Records
——

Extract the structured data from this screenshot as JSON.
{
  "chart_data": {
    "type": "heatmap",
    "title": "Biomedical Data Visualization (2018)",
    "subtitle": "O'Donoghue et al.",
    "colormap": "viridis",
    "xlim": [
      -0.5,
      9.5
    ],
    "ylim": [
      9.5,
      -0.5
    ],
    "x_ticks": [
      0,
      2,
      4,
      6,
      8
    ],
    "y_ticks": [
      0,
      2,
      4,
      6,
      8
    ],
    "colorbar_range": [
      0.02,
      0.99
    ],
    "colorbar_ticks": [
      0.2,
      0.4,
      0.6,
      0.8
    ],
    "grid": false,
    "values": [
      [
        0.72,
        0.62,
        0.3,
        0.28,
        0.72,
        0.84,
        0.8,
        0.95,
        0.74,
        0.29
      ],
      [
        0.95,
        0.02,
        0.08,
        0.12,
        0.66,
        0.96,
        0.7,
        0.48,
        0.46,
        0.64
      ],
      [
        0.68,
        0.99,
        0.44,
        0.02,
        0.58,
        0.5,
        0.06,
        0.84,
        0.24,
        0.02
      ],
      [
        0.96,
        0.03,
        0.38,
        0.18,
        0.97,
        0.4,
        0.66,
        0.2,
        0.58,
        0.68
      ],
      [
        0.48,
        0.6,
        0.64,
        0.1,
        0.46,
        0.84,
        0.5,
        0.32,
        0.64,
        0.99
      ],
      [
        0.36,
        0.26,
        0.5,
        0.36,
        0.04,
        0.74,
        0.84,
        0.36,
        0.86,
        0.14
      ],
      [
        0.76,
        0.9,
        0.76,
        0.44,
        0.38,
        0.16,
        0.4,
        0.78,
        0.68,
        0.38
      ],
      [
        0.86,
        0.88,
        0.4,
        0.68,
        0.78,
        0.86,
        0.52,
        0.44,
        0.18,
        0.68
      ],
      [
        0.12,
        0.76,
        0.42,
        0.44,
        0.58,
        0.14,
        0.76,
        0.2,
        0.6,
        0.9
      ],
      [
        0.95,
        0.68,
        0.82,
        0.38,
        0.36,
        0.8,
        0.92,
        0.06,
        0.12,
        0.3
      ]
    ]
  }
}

——

Aim
Copy out each record, keeping every word as it is.

Written reply
Extract the structured data from this screenshot as JSON.
{
  "chart_data": {
    "type": "heatmap",
    "title": "Biomedical Data Visualization (2018)",
    "subtitle": "O'Donoghue et al.",
    "colormap": "viridis",
    "xlim": [
      -0.5,
      9.5
    ],
    "ylim": [
      9.5,
      -0.5
    ],
    "x_ticks": [
      0,
      2,
      4,
      6,
      8
    ],
    "y_ticks": [
      0,
      2,
      4,
      6,
      8
    ],
    "colorbar_range": [
      0.02,
      0.99
    ],
    "colorbar_ticks": [
      0.2,
      0.4,
      0.6,
      0.8
    ],
    "grid": false,
    "values": [
      [
        0.72,
        0.62,
        0.3,
        0.28,
        0.72,
        0.84,
        0.8,
        0.95,
        0.74,
        0.29
      ],
      [
        0.95,
        0.02,
        0.08,
        0.12,
        0.66,
        0.96,
        0.7,
        0.48,
        0.46,
        0.64
      ],
      [
        0.68,
        0.99,
        0.44,
        0.02,
        0.58,
        0.5,
        0.06,
        0.84,
        0.24,
        0.02
      ],
      [
        0.96,
        0.03,
        0.38,
        0.18,
        0.97,
        0.4,
        0.66,
        0.2,
        0.58,
        0.68
      ],
      [
        0.48,
        0.6,
        0.64,
        0.1,
        0.46,
        0.84,
        0.5,
        0.32,
        0.64,
        0.99
      ],
      [
        0.36,
        0.26,
        0.5,
        0.36,
        0.04,
        0.74,
        0.84,
        0.36,
        0.86,
        0.14
      ],
      [
        0.76,
        0.9,
        0.76,
        0.44,
        0.38,
        0.16,
        0.4,
        0.78,
        0.68,
        0.38
      ],
      [
        0.86,
        0.88,
        0.4,
        0.68,
        0.78,
        0.86,
        0.52,
        0.44,
        0.18,
        0.68
      ],
      [
        0.12,
        0.76,
        0.42,
        0.44,
        0.58,
        0.14,
        0.76,
        0.2,
        0.6,
        0.9
      ],
      [
        0.95,
        0.68,
        0.82,
        0.38,
        0.36,
        0.8,
        0.92,
        0.06,
        0.12,
        0.3
      ]
    ]
  }
}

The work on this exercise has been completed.